* BEGIN Data *

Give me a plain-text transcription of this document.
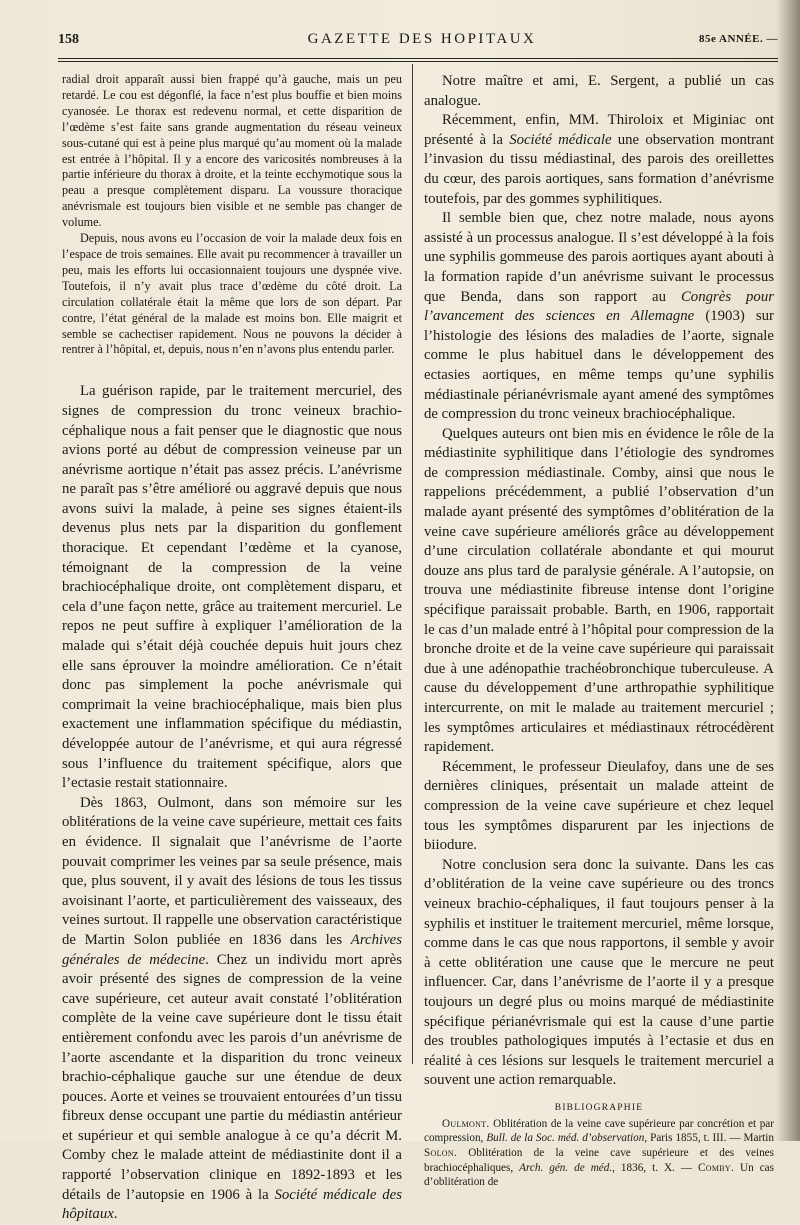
158	GAZETTE DES HOPITAUX	85e ANNÉE. —

radial droit apparaît aussi bien frappé qu’à gauche, mais un peu retardé. Le cou est dégonflé, la face n’est plus bouffie et bien moins cyanosée. Le thorax est redevenu normal, et cette disparition de l’œdème s’est faite sans grande augmentation du réseau veineux sous-cutané qui est à peine plus marqué qu’au moment où la malade est entrée à l’hôpital. Il y a encore des varicosités nombreuses à la partie inférieure du thorax à droite, et la teinte ecchymotique sous la peau a presque complètement disparu. La voussure thoracique anévrismale est toujours bien visible et ne semble pas changer de volume.

Depuis, nous avons eu l’occasion de voir la malade deux fois en l’espace de trois semaines. Elle avait pu recommencer à travailler un peu, mais les efforts lui occasionnaient toujours une dyspnée vive. Toutefois, il n’y avait plus trace d’œdème du côté droit. La circulation collatérale était la même que lors de son départ. Par contre, l’état général de la malade est moins bon. Elle maigrit et semble se cachectiser rapidement. Nous ne pouvons la décider à rentrer à l’hôpital, et, depuis, nous n’en n’avons plus entendu parler.

La guérison rapide, par le traitement mercuriel, des signes de compression du tronc veineux brachio-céphalique nous a fait penser que le diagnostic que nous avions porté au début de compression veineuse par un anévrisme aortique n’était pas assez précis. L’anévrisme ne paraît pas s’être amélioré ou aggravé depuis que nous avons suivi la malade, à peine ses signes étaient-ils devenus plus nets par la disparition du gonflement thoracique. Et cependant l’œdème et la cyanose, témoignant de la compression de la veine brachiocéphalique droite, ont complètement disparu, et cela d’une façon nette, grâce au traitement mercuriel. Le repos ne peut suffire à expliquer l’amélioration de la malade qui s’était déjà couchée depuis huit jours chez elle sans éprouver la moindre amélioration. Ce n’était donc pas simplement la poche anévrismale qui comprimait la veine brachiocéphalique, mais bien plus exactement une inflammation spécifique du médiastin, développée autour de l’anévrisme, et qui aura régressé sous l’influence du traitement spécifique, alors que l’ectasie restait stationnaire.

Dès 1863, Oulmont, dans son mémoire sur les oblitérations de la veine cave supérieure, mettait ces faits en évidence. Il signalait que l’anévrisme de l’aorte pouvait comprimer les veines par sa seule présence, mais que, plus souvent, il y avait des lésions de tous les tissus avoisinant l’aorte, et particulièrement des vaisseaux, des veines surtout. Il rappelle une observation caractéristique de Martin Solon publiée en 1836 dans les Archives générales de médecine. Chez un individu mort après avoir présenté des signes de compression de la veine cave supérieure, cet auteur avait constaté l’oblitération complète de la veine cave supérieure dont le tissu était entièrement confondu avec les parois d’un anévrisme de l’aorte ascendante et la disparition du tronc veineux brachio-céphalique gauche sur une étendue de deux pouces. Aorte et veines se trouvaient entourées d’un tissu fibreux dense occupant une partie du médiastin antérieur et supérieur et qui semble analogue à ce qu’a décrit M. Comby chez le malade atteint de médiastinite dont il a rapporté l’observation clinique en 1892-1893 et les détails de l’autopsie en 1906 à la Société médicale des hôpitaux.

Notre maître et ami, E. Sergent, a publié un cas analogue.

Récemment, enfin, MM. Thiroloix et Miginiac ont présenté à la Société médicale une observation montrant l’invasion du tissu médiastinal, des parois des oreillettes du cœur, des parois aortiques, sans formation d’anévrisme toutefois, par des gommes syphilitiques.

Il semble bien que, chez notre malade, nous ayons assisté à un processus analogue. Il s’est développé à la fois une syphilis gommeuse des parois aortiques ayant abouti à la formation rapide d’un anévrisme suivant le processus que Benda, dans son rapport au Congrès pour l’avancement des sciences en Allemagne (1903) sur l’histologie des lésions des maladies de l’aorte, signale comme le plus habituel dans le développement des ectasies aortiques, en même temps qu’une syphilis médiastinale périanévrismale ayant amené des symptômes de compression du tronc veineux brachiocéphalique.

Quelques auteurs ont bien mis en évidence le rôle de la médiastinite syphilitique dans l’étiologie des syndromes de compression médiastinale. Comby, ainsi que nous le rappelions précédemment, a publié l’observation d’un malade ayant présenté des symptômes d’oblitération de la veine cave supérieure améliorés grâce au développement d’une circulation collatérale abondante et qui mourut douze ans plus tard de paralysie générale. A l’autopsie, on trouva une médiastinite fibreuse intense dont l’origine spécifique paraissait probable. Barth, en 1906, rapportait le cas d’un malade entré à l’hôpital pour compression de la bronche droite et de la veine cave supérieure qui paraissait due à une adénopathie trachéobronchique tuberculeuse. A cause du développement d’une arthropathie syphilitique intercurrente, on mit le malade au traitement mercuriel ; les symptômes articulaires et médiastinaux rétrocédèrent rapidement.

Récemment, le professeur Dieulafoy, dans une de ses dernières cliniques, présentait un malade atteint de compression de la veine cave supérieure et chez lequel tous les symptômes disparurent par les injections de biiodure.

Notre conclusion sera donc la suivante. Dans les cas d’oblitération de la veine cave supérieure ou des troncs veineux brachio-céphaliques, il faut toujours penser à la syphilis et instituer le traitement mercuriel, même lorsque, comme dans le cas que nous rapportons, il semble y avoir à cette oblitération une cause que le mercure ne peut influencer. Car, dans l’anévrisme de l’aorte il y a presque toujours un degré plus ou moins marqué de médiastinite spécifique périanévrismale qui est la cause d’une partie des troubles pathologiques imputés à l’ectasie et dus en réalité à ces lésions sur lesquels le traitement mercuriel a souvent une action remarquable.

BIBLIOGRAPHIE

Oulmont. Oblitération de la veine cave supérieure par concrétion et par compression, Bull. de la Soc. méd. d’observation, Paris 1855, t. III. — Martin Solon. Oblitération de la veine cave supérieure et des veines brachiocéphaliques, Arch. gén. de méd., 1836, t. X. — Comby. Un cas d’oblitération de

* END Data *

# What this task involves
Copy the material shown above in full and exactly. Skip the pictures.

# Correct output
Give me a plain-text transcription of this document.
158	GAZETTE DES HOPITAUX	85e ANNÉE. —

radial droit apparaît aussi bien frappé qu’à gauche, mais un peu retardé. Le cou est dégonflé, la face n’est plus bouffie et bien moins cyanosée. Le thorax est redevenu normal, et cette disparition de l’œdème s’est faite sans grande augmentation du réseau veineux sous-cutané qui est à peine plus marqué qu’au moment où la malade est entrée à l’hôpital. Il y a encore des varicosités nombreuses à la partie inférieure du thorax à droite, et la teinte ecchymotique sous la peau a presque complètement disparu. La voussure thoracique anévrismale est toujours bien visible et ne semble pas changer de volume.

Depuis, nous avons eu l’occasion de voir la malade deux fois en l’espace de trois semaines. Elle avait pu recommencer à travailler un peu, mais les efforts lui occasionnaient toujours une dyspnée vive. Toutefois, il n’y avait plus trace d’œdème du côté droit. La circulation collatérale était la même que lors de son départ. Par contre, l’état général de la malade est moins bon. Elle maigrit et semble se cachectiser rapidement. Nous ne pouvons la décider à rentrer à l’hôpital, et, depuis, nous n’en n’avons plus entendu parler.

La guérison rapide, par le traitement mercuriel, des signes de compression du tronc veineux brachio-céphalique nous a fait penser que le diagnostic que nous avions porté au début de compression veineuse par un anévrisme aortique n’était pas assez précis. L’anévrisme ne paraît pas s’être amélioré ou aggravé depuis que nous avons suivi la malade, à peine ses signes étaient-ils devenus plus nets par la disparition du gonflement thoracique. Et cependant l’œdème et la cyanose, témoignant de la compression de la veine brachiocéphalique droite, ont complètement disparu, et cela d’une façon nette, grâce au traitement mercuriel. Le repos ne peut suffire à expliquer l’amélioration de la malade qui s’était déjà couchée depuis huit jours chez elle sans éprouver la moindre amélioration. Ce n’était donc pas simplement la poche anévrismale qui comprimait la veine brachiocéphalique, mais bien plus exactement une inflammation spécifique du médiastin, développée autour de l’anévrisme, et qui aura régressé sous l’influence du traitement spécifique, alors que l’ectasie restait stationnaire.

Dès 1863, Oulmont, dans son mémoire sur les oblitérations de la veine cave supérieure, mettait ces faits en évidence. Il signalait que l’anévrisme de l’aorte pouvait comprimer les veines par sa seule présence, mais que, plus souvent, il y avait des lésions de tous les tissus avoisinant l’aorte, et particulièrement des vaisseaux, des veines surtout. Il rappelle une observation caractéristique de Martin Solon publiée en 1836 dans les Archives générales de médecine. Chez un individu mort après avoir présenté des signes de compression de la veine cave supérieure, cet auteur avait constaté l’oblitération complète de la veine cave supérieure dont le tissu était entièrement confondu avec les parois d’un anévrisme de l’aorte ascendante et la disparition du tronc veineux brachio-céphalique gauche sur une étendue de deux pouces. Aorte et veines se trouvaient entourées d’un tissu fibreux dense occupant une partie du médiastin antérieur et supérieur et qui semble analogue à ce qu’a décrit M. Comby chez le malade atteint de médiastinite dont il a rapporté l’observation clinique en 1892-1893 et les détails de l’autopsie en 1906 à la Société médicale des hôpitaux.

Notre maître et ami, E. Sergent, a publié un cas analogue.

Récemment, enfin, MM. Thiroloix et Miginiac ont présenté à la Société médicale une observation montrant l’invasion du tissu médiastinal, des parois des oreillettes du cœur, des parois aortiques, sans formation d’anévrisme toutefois, par des gommes syphilitiques.

Il semble bien que, chez notre malade, nous ayons assisté à un processus analogue. Il s’est développé à la fois une syphilis gommeuse des parois aortiques ayant abouti à la formation rapide d’un anévrisme suivant le processus que Benda, dans son rapport au Congrès pour l’avancement des sciences en Allemagne (1903) sur l’histologie des lésions des maladies de l’aorte, signale comme le plus habituel dans le développement des ectasies aortiques, en même temps qu’une syphilis médiastinale périanévrismale ayant amené des symptômes de compression du tronc veineux brachiocéphalique.

Quelques auteurs ont bien mis en évidence le rôle de la médiastinite syphilitique dans l’étiologie des syndromes de compression médiastinale. Comby, ainsi que nous le rappelions précédemment, a publié l’observation d’un malade ayant présenté des symptômes d’oblitération de la veine cave supérieure améliorés grâce au développement d’une circulation collatérale abondante et qui mourut douze ans plus tard de paralysie générale. A l’autopsie, on trouva une médiastinite fibreuse intense dont l’origine spécifique paraissait probable. Barth, en 1906, rapportait le cas d’un malade entré à l’hôpital pour compression de la bronche droite et de la veine cave supérieure qui paraissait due à une adénopathie trachéobronchique tuberculeuse. A cause du développement d’une arthropathie syphilitique intercurrente, on mit le malade au traitement mercuriel ; les symptômes articulaires et médiastinaux rétrocédèrent rapidement.

Récemment, le professeur Dieulafoy, dans une de ses dernières cliniques, présentait un malade atteint de compression de la veine cave supérieure et chez lequel tous les symptômes disparurent par les injections de biiodure.

Notre conclusion sera donc la suivante. Dans les cas d’oblitération de la veine cave supérieure ou des troncs veineux brachio-céphaliques, il faut toujours penser à la syphilis et instituer le traitement mercuriel, même lorsque, comme dans le cas que nous rapportons, il semble y avoir à cette oblitération une cause que le mercure ne peut influencer. Car, dans l’anévrisme de l’aorte il y a presque toujours un degré plus ou moins marqué de médiastinite spécifique périanévrismale qui est la cause d’une partie des troubles pathologiques imputés à l’ectasie et dus en réalité à ces lésions sur lesquels le traitement mercuriel a souvent une action remarquable.

BIBLIOGRAPHIE

Oulmont. Oblitération de la veine cave supérieure par concrétion et par compression, Bull. de la Soc. méd. d’observation, Paris 1855, t. III. — Martin Solon. Oblitération de la veine cave supérieure et des veines brachiocéphaliques, Arch. gén. de méd., 1836, t. X. — Comby. Un cas d’oblitération de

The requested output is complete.